◆ **Data for this exercise**
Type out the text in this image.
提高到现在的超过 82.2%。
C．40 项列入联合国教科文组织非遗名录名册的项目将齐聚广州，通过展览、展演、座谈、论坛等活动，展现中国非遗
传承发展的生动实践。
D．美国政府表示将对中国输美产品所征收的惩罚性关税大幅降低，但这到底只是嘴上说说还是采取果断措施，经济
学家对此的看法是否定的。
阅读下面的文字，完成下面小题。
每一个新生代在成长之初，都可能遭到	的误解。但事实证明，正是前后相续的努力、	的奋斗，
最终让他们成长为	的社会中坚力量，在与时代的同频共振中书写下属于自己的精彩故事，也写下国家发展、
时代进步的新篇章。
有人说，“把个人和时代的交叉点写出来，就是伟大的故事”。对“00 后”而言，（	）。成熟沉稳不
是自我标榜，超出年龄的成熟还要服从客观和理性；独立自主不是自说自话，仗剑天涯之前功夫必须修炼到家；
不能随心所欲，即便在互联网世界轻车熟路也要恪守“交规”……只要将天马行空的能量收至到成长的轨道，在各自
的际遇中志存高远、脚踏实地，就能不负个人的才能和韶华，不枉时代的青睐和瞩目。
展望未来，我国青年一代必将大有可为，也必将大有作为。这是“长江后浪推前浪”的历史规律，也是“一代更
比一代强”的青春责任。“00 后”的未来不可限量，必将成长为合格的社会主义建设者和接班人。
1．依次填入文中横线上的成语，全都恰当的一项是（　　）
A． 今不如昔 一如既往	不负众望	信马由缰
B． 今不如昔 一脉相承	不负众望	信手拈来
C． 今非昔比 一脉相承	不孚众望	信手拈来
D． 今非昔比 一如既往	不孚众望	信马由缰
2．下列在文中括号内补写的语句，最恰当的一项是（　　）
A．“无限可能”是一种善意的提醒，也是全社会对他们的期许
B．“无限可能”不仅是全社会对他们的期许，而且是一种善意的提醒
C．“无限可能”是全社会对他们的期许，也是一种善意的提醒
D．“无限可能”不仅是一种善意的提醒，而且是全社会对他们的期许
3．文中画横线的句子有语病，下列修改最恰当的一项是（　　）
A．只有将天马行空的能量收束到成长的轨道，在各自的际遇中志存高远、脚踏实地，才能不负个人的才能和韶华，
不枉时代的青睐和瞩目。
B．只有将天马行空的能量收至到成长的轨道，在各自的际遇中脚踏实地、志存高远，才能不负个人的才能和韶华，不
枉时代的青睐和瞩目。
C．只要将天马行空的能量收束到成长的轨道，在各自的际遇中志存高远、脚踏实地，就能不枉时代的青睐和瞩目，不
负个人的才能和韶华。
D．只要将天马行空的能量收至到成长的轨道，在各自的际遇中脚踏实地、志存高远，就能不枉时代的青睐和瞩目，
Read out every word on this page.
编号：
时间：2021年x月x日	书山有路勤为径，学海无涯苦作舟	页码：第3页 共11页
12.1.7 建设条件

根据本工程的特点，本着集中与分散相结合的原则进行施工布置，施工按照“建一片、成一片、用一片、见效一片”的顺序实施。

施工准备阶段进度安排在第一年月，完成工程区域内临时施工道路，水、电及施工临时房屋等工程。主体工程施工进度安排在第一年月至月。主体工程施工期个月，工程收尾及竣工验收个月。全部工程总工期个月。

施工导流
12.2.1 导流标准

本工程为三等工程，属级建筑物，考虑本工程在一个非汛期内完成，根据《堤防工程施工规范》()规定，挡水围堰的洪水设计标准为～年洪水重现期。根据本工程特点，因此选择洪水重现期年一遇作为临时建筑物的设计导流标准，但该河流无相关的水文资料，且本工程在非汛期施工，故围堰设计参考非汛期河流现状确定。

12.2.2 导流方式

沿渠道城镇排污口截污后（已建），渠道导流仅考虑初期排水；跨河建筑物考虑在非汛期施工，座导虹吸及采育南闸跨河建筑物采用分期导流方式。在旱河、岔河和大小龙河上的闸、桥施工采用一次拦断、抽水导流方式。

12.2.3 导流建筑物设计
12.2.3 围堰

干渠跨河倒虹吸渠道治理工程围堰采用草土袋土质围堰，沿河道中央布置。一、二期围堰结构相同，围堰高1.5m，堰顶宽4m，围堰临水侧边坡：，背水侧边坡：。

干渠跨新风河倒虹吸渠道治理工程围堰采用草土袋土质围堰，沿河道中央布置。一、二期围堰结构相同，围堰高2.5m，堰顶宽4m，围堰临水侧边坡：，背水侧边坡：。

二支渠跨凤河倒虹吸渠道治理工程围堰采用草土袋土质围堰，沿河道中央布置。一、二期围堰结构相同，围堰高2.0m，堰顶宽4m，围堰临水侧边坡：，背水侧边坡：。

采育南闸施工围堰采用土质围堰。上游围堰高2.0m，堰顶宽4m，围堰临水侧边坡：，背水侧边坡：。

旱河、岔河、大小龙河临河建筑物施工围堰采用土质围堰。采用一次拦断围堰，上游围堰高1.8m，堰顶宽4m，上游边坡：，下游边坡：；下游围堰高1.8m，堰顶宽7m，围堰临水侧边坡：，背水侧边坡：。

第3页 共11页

◆ **Stated problem**
Each record above should be returned exactly as it appears.

◆ **Result of this exercise**
Type out the text in this image.
提高到现在的超过 82.2%。
C．40 项列入联合国教科文组织非遗名录名册的项目将齐聚广州，通过展览、展演、座谈、论坛等活动，展现中国非遗
传承发展的生动实践。
D．美国政府表示将对中国输美产品所征收的惩罚性关税大幅降低，但这到底只是嘴上说说还是采取果断措施，经济
学家对此的看法是否定的。
阅读下面的文字，完成下面小题。
每一个新生代在成长之初，都可能遭到	的误解。但事实证明，正是前后相续的努力、	的奋斗，
最终让他们成长为	的社会中坚力量，在与时代的同频共振中书写下属于自己的精彩故事，也写下国家发展、
时代进步的新篇章。
有人说，“把个人和时代的交叉点写出来，就是伟大的故事”。对“00 后”而言，（	）。成熟沉稳不
是自我标榜，超出年龄的成熟还要服从客观和理性；独立自主不是自说自话，仗剑天涯之前功夫必须修炼到家；
不能随心所欲，即便在互联网世界轻车熟路也要恪守“交规”……只要将天马行空的能量收至到成长的轨道，在各自
的际遇中志存高远、脚踏实地，就能不负个人的才能和韶华，不枉时代的青睐和瞩目。
展望未来，我国青年一代必将大有可为，也必将大有作为。这是“长江后浪推前浪”的历史规律，也是“一代更
比一代强”的青春责任。“00 后”的未来不可限量，必将成长为合格的社会主义建设者和接班人。
1．依次填入文中横线上的成语，全都恰当的一项是（　　）
A． 今不如昔 一如既往	不负众望	信马由缰
B． 今不如昔 一脉相承	不负众望	信手拈来
C． 今非昔比 一脉相承	不孚众望	信手拈来
D． 今非昔比 一如既往	不孚众望	信马由缰
2．下列在文中括号内补写的语句，最恰当的一项是（　　）
A．“无限可能”是一种善意的提醒，也是全社会对他们的期许
B．“无限可能”不仅是全社会对他们的期许，而且是一种善意的提醒
C．“无限可能”是全社会对他们的期许，也是一种善意的提醒
D．“无限可能”不仅是一种善意的提醒，而且是全社会对他们的期许
3．文中画横线的句子有语病，下列修改最恰当的一项是（　　）
A．只有将天马行空的能量收束到成长的轨道，在各自的际遇中志存高远、脚踏实地，才能不负个人的才能和韶华，
不枉时代的青睐和瞩目。
B．只有将天马行空的能量收至到成长的轨道，在各自的际遇中脚踏实地、志存高远，才能不负个人的才能和韶华，不
枉时代的青睐和瞩目。
C．只要将天马行空的能量收束到成长的轨道，在各自的际遇中志存高远、脚踏实地，就能不枉时代的青睐和瞩目，不
负个人的才能和韶华。
D．只要将天马行空的能量收至到成长的轨道，在各自的际遇中脚踏实地、志存高远，就能不枉时代的青睐和瞩目，
Read out every word on this page.
编号：
时间：2021年x月x日	书山有路勤为径，学海无涯苦作舟	页码：第3页 共11页
12.1.7 建设条件

根据本工程的特点，本着集中与分散相结合的原则进行施工布置，施工按照“建一片、成一片、用一片、见效一片”的顺序实施。

施工准备阶段进度安排在第一年月，完成工程区域内临时施工道路，水、电及施工临时房屋等工程。主体工程施工进度安排在第一年月至月。主体工程施工期个月，工程收尾及竣工验收个月。全部工程总工期个月。

施工导流
12.2.1 导流标准

本工程为三等工程，属级建筑物，考虑本工程在一个非汛期内完成，根据《堤防工程施工规范》()规定，挡水围堰的洪水设计标准为～年洪水重现期。根据本工程特点，因此选择洪水重现期年一遇作为临时建筑物的设计导流标准，但该河流无相关的水文资料，且本工程在非汛期施工，故围堰设计参考非汛期河流现状确定。

12.2.2 导流方式

沿渠道城镇排污口截污后（已建），渠道导流仅考虑初期排水；跨河建筑物考虑在非汛期施工，座导虹吸及采育南闸跨河建筑物采用分期导流方式。在旱河、岔河和大小龙河上的闸、桥施工采用一次拦断、抽水导流方式。

12.2.3 导流建筑物设计
12.2.3 围堰

干渠跨河倒虹吸渠道治理工程围堰采用草土袋土质围堰，沿河道中央布置。一、二期围堰结构相同，围堰高1.5m，堰顶宽4m，围堰临水侧边坡：，背水侧边坡：。

干渠跨新风河倒虹吸渠道治理工程围堰采用草土袋土质围堰，沿河道中央布置。一、二期围堰结构相同，围堰高2.5m，堰顶宽4m，围堰临水侧边坡：，背水侧边坡：。

二支渠跨凤河倒虹吸渠道治理工程围堰采用草土袋土质围堰，沿河道中央布置。一、二期围堰结构相同，围堰高2.0m，堰顶宽4m，围堰临水侧边坡：，背水侧边坡：。

采育南闸施工围堰采用土质围堰。上游围堰高2.0m，堰顶宽4m，围堰临水侧边坡：，背水侧边坡：。

旱河、岔河、大小龙河临河建筑物施工围堰采用土质围堰。采用一次拦断围堰，上游围堰高1.8m，堰顶宽4m，上游边坡：，下游边坡：；下游围堰高1.8m，堰顶宽7m，围堰临水侧边坡：，背水侧边坡：。

第3页 共11页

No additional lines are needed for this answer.